§ Items from a figure collection:

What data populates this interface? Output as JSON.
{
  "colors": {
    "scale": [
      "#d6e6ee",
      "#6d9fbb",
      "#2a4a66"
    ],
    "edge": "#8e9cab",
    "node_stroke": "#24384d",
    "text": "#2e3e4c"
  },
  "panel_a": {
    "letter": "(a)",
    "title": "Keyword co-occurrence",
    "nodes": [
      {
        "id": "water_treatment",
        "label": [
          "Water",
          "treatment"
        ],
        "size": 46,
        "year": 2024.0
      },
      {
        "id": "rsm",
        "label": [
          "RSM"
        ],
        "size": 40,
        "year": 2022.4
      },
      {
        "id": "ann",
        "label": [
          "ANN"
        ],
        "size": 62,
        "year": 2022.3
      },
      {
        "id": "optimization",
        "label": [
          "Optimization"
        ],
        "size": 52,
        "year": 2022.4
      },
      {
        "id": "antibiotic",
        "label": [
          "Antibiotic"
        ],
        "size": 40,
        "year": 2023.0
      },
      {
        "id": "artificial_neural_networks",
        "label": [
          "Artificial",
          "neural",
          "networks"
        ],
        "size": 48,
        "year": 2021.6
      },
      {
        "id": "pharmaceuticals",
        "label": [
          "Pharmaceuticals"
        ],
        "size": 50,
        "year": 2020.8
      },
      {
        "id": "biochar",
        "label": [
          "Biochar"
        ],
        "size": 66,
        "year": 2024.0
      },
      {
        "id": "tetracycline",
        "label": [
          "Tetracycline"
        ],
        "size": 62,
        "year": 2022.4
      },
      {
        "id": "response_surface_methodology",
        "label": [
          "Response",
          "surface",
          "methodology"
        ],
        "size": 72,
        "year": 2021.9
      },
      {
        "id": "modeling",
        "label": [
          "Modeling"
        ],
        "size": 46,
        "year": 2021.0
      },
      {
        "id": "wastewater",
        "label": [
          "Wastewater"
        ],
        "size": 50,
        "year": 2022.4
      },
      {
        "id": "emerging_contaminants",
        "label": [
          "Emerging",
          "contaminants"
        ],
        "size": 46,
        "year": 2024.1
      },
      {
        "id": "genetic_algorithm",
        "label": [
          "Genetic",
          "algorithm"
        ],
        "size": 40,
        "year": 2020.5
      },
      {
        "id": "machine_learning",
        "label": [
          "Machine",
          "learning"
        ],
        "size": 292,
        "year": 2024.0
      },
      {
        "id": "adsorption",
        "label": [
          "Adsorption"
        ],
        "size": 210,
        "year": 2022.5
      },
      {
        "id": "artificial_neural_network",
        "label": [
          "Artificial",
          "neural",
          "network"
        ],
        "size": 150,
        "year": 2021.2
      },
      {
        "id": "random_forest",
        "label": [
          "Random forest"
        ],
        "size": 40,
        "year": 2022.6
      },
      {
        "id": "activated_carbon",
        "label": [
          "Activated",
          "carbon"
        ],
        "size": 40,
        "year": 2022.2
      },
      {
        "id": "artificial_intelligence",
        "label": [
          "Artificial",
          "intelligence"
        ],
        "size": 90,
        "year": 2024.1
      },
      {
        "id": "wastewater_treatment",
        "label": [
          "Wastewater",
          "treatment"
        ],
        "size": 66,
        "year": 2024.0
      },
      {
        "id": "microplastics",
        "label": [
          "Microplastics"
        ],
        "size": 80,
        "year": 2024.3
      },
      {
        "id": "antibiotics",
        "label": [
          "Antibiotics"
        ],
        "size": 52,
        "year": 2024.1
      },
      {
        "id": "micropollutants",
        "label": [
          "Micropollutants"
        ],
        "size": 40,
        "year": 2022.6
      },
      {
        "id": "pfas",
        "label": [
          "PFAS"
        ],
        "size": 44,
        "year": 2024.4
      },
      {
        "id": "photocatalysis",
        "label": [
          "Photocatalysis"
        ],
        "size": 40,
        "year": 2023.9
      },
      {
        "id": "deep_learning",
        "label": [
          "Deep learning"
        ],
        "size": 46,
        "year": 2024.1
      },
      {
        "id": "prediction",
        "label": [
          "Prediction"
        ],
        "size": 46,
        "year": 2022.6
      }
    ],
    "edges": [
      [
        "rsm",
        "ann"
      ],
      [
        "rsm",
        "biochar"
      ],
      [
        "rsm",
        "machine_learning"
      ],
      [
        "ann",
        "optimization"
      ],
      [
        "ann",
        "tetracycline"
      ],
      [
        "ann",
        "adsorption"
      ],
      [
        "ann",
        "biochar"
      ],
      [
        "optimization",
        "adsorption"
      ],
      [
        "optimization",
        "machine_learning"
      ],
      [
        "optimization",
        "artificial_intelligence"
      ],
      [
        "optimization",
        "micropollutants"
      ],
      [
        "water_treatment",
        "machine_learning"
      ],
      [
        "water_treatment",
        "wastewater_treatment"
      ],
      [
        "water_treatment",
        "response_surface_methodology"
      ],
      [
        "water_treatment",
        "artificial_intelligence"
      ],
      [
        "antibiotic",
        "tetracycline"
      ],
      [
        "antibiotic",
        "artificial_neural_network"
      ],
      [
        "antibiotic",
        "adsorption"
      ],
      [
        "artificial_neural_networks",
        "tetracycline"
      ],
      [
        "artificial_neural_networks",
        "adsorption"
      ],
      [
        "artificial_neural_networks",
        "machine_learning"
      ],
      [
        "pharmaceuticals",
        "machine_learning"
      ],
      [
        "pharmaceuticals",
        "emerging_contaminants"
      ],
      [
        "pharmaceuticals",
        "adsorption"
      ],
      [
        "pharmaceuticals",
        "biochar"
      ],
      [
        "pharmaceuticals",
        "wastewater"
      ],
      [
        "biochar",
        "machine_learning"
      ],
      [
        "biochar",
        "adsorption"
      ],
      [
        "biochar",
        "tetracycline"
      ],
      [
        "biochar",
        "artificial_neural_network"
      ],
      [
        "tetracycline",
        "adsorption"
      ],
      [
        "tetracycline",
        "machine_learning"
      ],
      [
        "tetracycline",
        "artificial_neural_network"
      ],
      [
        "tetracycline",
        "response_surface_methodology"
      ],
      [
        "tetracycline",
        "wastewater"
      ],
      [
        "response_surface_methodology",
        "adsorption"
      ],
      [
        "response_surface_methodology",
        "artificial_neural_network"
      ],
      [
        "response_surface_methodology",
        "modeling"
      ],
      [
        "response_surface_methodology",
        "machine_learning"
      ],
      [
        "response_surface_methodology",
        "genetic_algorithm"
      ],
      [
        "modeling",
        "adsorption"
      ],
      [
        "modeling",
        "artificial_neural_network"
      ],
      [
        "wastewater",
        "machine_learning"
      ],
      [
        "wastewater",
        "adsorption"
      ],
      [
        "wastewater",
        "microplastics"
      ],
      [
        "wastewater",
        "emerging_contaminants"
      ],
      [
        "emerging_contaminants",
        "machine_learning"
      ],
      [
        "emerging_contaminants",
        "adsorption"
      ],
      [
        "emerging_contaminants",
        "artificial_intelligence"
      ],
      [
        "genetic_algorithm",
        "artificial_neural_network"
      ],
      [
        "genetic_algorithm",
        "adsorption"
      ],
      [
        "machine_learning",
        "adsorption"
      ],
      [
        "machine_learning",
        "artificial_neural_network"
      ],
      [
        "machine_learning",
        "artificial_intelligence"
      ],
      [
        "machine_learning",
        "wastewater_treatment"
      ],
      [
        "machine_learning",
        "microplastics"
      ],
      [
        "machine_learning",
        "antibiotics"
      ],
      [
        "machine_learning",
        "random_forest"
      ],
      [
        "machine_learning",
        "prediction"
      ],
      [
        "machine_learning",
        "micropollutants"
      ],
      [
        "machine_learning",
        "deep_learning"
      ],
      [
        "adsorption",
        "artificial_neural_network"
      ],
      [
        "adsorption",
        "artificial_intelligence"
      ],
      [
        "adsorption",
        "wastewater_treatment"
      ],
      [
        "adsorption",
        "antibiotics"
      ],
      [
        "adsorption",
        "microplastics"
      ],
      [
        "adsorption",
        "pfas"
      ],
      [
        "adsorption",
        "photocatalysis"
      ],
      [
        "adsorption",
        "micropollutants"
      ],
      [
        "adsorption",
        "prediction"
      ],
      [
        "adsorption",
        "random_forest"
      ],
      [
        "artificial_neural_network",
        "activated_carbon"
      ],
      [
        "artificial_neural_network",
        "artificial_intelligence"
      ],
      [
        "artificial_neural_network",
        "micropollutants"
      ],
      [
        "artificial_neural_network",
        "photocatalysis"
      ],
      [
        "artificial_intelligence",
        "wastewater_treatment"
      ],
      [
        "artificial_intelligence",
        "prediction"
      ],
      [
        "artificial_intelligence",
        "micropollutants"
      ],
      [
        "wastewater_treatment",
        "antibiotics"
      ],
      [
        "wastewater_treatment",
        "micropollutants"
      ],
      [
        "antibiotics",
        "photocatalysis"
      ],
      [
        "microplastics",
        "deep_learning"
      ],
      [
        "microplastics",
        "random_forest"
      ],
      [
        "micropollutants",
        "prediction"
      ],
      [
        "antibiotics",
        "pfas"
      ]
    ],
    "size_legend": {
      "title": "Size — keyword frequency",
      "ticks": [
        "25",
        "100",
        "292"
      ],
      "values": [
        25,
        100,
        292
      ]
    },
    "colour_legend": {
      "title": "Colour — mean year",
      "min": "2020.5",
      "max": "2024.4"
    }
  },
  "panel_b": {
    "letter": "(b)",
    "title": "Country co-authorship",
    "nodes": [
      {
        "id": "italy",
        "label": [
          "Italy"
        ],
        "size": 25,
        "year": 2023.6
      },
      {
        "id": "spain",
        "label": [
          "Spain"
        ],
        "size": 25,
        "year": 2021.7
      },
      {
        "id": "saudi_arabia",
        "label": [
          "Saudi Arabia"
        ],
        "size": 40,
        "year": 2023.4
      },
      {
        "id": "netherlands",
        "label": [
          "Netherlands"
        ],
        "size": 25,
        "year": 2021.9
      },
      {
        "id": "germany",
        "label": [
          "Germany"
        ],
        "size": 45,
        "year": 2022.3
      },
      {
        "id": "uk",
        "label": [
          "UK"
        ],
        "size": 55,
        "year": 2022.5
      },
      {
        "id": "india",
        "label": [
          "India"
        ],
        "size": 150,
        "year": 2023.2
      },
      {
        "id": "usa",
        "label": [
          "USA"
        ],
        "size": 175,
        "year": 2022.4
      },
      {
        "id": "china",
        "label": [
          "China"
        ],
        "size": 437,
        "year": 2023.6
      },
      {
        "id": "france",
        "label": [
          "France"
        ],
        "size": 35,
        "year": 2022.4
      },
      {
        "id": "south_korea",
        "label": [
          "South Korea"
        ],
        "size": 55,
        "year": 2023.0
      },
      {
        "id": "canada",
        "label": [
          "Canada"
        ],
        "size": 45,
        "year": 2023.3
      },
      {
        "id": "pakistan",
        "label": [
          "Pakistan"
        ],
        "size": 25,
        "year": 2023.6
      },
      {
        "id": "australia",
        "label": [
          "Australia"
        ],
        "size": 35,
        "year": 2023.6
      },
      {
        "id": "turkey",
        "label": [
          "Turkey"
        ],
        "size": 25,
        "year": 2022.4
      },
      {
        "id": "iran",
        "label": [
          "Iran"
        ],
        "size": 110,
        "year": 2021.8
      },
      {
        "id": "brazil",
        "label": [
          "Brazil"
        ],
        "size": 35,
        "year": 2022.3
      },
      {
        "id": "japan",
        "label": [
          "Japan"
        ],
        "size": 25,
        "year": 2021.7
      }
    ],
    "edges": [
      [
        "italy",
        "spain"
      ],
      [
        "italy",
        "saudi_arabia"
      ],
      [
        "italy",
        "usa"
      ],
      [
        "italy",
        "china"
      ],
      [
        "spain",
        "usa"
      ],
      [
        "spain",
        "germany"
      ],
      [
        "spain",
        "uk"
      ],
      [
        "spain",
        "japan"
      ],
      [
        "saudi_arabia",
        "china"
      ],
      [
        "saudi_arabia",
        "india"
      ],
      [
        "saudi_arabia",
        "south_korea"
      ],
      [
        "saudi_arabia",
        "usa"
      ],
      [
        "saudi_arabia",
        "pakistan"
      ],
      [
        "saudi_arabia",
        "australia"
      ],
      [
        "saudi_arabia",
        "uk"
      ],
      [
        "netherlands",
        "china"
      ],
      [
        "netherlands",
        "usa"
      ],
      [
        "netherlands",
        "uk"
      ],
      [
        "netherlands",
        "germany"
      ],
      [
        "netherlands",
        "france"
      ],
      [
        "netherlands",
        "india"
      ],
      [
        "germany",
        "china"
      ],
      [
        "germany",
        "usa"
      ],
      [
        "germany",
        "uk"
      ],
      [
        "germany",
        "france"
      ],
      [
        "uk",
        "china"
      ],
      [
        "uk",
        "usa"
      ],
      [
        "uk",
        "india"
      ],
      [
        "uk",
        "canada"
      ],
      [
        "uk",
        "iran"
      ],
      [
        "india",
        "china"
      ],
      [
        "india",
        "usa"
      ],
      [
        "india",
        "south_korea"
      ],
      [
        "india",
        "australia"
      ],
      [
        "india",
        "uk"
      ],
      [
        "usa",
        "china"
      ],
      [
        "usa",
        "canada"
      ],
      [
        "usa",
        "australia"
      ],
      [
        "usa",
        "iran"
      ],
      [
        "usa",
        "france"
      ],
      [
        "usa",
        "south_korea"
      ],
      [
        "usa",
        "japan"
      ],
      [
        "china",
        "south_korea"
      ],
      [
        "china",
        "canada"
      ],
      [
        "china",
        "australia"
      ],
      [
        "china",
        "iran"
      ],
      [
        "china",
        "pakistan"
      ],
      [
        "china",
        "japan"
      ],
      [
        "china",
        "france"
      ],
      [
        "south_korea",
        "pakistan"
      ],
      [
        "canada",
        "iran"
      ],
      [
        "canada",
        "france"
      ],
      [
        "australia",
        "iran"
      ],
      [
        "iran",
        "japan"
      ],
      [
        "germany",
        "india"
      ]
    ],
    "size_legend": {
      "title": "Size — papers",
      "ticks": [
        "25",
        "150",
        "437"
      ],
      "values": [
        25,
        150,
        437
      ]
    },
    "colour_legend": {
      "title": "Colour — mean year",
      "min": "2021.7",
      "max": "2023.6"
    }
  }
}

§ GOAL:
In the records shown above, how many lines include the word "title"? Answer with the number only.

§ EXERCISE RESPONSE:
6